OBJECTIVE ▸ Pull out each line of the records holding the string "type".
━━ ENTRIES SUPPLIED ━━
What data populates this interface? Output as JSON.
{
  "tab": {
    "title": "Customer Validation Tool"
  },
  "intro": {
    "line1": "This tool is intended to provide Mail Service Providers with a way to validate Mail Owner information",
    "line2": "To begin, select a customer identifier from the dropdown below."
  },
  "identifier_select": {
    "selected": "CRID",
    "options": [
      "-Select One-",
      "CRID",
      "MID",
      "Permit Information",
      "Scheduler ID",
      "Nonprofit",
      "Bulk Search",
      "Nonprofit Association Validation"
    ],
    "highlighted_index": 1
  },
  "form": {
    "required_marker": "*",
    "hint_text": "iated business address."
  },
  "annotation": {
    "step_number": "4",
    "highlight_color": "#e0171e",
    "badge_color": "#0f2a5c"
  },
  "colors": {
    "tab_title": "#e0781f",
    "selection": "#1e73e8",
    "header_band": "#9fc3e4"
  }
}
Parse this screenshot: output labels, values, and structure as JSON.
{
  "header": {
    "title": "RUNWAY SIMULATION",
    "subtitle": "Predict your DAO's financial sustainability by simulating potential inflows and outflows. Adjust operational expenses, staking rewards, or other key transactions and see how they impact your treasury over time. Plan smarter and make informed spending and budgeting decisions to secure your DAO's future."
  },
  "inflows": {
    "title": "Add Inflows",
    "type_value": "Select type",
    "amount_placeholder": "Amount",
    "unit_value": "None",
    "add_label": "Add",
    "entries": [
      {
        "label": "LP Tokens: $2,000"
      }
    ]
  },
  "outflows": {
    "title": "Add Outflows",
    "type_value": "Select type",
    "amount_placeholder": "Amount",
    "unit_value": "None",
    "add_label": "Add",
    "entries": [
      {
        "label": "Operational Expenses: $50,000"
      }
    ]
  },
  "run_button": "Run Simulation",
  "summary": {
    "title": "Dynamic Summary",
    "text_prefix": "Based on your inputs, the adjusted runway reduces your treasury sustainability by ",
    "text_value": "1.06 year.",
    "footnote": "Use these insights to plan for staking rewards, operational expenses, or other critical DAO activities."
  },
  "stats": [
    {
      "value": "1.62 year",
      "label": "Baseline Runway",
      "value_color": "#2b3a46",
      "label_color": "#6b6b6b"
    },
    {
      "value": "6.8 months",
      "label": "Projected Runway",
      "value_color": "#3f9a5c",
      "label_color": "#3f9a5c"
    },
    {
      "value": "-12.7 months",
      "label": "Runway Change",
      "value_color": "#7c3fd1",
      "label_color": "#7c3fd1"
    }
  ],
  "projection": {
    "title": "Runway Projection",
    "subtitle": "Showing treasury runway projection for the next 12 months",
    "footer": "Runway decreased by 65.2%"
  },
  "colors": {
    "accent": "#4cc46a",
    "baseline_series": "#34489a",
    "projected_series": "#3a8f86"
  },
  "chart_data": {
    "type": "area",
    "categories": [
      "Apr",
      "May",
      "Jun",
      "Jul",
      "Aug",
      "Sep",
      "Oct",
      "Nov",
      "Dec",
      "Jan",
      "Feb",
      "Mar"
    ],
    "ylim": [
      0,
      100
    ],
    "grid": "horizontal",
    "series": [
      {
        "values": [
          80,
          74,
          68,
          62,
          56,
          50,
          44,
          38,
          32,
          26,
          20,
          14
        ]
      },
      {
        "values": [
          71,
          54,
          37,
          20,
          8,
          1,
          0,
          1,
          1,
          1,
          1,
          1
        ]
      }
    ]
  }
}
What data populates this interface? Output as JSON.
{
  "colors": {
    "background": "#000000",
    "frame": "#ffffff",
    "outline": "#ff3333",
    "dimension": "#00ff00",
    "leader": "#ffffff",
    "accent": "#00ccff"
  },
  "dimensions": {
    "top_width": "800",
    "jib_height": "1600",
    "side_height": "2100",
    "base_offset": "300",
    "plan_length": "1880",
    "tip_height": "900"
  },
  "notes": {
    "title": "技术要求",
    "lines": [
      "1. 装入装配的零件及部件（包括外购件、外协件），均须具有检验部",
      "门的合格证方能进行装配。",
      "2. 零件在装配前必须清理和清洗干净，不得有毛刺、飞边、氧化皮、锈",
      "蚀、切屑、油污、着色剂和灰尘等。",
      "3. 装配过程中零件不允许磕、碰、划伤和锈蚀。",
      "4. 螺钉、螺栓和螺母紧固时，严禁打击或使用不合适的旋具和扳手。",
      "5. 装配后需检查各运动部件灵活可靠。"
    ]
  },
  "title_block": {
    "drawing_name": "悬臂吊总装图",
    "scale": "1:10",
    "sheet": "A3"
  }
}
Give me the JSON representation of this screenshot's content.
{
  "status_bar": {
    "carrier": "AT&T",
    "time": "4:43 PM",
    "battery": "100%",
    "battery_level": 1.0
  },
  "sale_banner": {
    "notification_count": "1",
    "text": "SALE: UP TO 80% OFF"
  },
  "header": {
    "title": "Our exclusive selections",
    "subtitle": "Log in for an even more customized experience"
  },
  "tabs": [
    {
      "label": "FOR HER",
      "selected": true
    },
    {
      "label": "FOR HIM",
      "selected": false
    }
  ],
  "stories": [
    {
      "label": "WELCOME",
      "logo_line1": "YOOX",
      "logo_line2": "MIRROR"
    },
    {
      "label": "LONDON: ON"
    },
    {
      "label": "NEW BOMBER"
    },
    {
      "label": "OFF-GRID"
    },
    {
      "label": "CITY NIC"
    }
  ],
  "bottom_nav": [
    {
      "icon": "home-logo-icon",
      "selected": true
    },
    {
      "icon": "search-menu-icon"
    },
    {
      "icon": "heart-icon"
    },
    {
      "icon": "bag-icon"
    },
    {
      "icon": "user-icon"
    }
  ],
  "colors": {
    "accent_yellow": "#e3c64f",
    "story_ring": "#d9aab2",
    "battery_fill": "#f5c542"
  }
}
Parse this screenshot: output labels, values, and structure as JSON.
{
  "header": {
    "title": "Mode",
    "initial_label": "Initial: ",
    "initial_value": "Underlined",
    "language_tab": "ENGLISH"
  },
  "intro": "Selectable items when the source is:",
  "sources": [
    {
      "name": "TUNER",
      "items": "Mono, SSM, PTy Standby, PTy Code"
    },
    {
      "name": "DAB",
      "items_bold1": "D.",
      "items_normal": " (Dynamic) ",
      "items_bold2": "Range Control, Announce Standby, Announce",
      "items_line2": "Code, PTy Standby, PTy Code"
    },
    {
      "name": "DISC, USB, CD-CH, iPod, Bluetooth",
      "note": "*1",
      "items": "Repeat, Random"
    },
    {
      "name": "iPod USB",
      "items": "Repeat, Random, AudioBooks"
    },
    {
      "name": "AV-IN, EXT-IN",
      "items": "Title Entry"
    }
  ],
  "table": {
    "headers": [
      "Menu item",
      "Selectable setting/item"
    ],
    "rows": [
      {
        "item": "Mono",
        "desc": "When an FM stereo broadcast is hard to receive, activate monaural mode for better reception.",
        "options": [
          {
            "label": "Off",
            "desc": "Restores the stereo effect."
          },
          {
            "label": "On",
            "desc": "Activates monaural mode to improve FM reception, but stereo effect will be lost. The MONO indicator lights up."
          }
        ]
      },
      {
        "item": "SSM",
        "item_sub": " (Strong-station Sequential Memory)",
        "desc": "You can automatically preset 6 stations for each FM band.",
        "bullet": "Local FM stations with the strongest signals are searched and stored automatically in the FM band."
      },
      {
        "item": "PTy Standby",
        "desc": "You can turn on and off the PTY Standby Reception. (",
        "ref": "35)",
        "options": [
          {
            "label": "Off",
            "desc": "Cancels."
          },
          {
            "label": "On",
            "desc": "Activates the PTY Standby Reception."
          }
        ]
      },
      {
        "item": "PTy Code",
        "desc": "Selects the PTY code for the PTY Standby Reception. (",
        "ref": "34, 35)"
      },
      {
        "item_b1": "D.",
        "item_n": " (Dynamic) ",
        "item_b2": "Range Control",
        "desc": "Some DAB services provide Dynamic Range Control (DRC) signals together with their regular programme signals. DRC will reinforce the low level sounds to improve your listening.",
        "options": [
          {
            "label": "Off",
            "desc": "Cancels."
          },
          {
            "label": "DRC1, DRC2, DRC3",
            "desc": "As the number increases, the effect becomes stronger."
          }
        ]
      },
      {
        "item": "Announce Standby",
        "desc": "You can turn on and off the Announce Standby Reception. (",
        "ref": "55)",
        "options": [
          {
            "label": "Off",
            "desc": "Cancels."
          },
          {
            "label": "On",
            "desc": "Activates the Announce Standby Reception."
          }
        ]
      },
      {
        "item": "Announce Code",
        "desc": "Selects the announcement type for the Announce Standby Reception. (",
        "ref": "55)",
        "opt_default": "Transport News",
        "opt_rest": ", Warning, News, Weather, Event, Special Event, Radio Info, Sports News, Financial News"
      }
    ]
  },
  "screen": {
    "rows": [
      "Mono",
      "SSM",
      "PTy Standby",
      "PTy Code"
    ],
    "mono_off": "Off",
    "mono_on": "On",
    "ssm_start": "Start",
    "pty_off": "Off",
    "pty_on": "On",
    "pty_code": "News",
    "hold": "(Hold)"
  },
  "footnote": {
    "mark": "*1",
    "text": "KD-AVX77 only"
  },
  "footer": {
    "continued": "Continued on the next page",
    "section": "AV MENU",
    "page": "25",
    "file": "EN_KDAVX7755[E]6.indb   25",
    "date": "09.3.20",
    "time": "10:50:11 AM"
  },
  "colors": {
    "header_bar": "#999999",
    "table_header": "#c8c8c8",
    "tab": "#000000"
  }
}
━━━
EXERCISE SOLUTION ▸
    "type_value": "Select type",
    "type_value": "Select type",
    "type": "area",
        "desc": "Selects the announcement type for the Announce Standby Reception. (",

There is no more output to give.